▶ [To be done]
Copy each line below in which the string "used" occurs.

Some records
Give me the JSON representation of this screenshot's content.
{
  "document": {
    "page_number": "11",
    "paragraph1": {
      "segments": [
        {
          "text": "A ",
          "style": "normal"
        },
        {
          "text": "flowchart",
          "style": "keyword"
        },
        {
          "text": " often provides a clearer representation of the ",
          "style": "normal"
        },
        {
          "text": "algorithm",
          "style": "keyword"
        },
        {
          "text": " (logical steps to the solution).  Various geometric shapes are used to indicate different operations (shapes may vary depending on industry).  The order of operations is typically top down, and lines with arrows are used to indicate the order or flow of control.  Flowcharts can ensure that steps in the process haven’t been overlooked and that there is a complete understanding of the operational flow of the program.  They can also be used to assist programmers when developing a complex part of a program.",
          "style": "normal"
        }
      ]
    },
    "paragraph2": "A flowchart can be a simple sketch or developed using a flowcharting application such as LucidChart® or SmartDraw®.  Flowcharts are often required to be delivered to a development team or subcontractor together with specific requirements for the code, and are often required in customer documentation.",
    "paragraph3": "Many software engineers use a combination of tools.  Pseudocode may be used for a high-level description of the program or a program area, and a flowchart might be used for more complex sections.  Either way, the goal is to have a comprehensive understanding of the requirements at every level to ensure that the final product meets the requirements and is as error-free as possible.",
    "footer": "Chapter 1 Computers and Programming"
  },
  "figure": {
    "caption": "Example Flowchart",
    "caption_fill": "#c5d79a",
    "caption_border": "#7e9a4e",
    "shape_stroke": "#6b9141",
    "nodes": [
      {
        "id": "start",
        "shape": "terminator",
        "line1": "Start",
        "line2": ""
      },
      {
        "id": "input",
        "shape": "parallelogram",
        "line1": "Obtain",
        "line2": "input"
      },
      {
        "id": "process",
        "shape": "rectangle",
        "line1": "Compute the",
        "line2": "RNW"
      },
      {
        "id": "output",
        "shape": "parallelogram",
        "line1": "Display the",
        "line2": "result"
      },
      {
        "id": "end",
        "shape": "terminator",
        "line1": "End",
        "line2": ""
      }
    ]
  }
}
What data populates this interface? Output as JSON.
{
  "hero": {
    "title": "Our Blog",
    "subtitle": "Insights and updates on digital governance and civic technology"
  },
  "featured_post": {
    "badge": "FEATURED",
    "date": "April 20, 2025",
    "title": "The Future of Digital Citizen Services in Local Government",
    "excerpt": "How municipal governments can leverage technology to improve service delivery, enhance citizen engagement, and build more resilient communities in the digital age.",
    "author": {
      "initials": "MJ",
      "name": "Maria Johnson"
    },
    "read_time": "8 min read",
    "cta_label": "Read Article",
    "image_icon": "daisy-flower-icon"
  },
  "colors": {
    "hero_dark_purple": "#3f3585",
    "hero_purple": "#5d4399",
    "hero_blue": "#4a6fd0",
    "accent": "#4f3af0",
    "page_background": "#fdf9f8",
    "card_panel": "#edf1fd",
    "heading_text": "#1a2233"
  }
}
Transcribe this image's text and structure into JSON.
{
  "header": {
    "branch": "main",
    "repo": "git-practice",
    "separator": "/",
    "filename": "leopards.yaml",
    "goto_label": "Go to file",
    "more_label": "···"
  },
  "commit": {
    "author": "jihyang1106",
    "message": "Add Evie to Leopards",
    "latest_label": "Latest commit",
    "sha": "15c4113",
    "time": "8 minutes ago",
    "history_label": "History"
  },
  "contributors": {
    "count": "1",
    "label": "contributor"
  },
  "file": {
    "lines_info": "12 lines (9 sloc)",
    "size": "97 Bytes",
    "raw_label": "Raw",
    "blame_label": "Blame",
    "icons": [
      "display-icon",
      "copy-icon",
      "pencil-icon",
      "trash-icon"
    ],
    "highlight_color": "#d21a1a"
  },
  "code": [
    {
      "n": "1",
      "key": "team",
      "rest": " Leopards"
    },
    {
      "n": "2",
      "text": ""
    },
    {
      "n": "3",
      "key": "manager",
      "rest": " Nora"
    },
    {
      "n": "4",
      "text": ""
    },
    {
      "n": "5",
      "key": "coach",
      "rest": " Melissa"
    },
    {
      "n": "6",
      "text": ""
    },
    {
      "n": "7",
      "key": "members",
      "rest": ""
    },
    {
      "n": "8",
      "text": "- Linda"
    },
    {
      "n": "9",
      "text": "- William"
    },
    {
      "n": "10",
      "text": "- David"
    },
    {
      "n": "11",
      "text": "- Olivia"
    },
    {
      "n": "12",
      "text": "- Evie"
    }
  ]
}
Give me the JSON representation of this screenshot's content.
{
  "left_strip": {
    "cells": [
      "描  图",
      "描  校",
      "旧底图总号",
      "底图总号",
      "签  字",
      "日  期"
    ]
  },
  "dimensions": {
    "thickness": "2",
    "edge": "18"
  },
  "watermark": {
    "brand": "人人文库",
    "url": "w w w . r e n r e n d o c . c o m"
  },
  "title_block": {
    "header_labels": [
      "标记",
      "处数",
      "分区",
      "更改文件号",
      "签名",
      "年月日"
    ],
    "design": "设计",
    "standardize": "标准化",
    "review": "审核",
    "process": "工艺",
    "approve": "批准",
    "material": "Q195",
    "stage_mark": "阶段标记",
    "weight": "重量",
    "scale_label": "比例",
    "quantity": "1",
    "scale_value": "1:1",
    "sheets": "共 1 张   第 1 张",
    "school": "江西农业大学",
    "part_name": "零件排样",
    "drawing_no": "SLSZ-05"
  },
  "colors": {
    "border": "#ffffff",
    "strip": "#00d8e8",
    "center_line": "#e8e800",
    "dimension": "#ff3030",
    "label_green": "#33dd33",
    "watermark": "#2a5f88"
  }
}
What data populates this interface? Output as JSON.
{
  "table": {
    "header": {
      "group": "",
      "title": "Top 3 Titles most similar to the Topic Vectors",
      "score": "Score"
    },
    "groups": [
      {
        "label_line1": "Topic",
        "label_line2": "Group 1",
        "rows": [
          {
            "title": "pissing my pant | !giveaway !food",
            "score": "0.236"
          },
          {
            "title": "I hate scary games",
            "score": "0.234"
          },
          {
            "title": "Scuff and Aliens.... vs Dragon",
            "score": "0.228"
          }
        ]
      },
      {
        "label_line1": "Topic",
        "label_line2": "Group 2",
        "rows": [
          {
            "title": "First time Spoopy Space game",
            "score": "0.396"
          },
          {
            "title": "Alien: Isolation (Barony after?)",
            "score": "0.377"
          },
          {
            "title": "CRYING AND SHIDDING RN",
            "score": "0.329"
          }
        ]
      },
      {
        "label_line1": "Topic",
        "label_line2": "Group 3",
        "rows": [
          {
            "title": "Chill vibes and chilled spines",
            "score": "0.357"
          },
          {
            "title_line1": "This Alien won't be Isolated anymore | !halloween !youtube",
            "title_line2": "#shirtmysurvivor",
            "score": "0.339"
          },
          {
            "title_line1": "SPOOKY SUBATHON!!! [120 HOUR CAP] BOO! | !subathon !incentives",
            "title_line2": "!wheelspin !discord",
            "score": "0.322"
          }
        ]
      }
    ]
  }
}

▶ [In response]
          "text": " (logical steps to the solution).  Various geometric shapes are used to indicate different operations (shapes may vary depending on industry).  The order of operations is typically top down, and lines with arrows are used to indicate the order or flow of control.  Flowcharts can ensure that steps in the process haven’t been overlooked and that there is a complete understanding of the operational flow of the program.  They can also be used to assist programmers when developing a complex part of a program.",
    "paragraph3": "Many software engineers use a combination of tools.  Pseudocode may be used for a high-level description of the program or a program area, and a flowchart might be used for more complex sections.  Either way, the goal is to have a comprehensive understanding of the requirements at every level to ensure that the final product meets the requirements and is as error-free as possible.",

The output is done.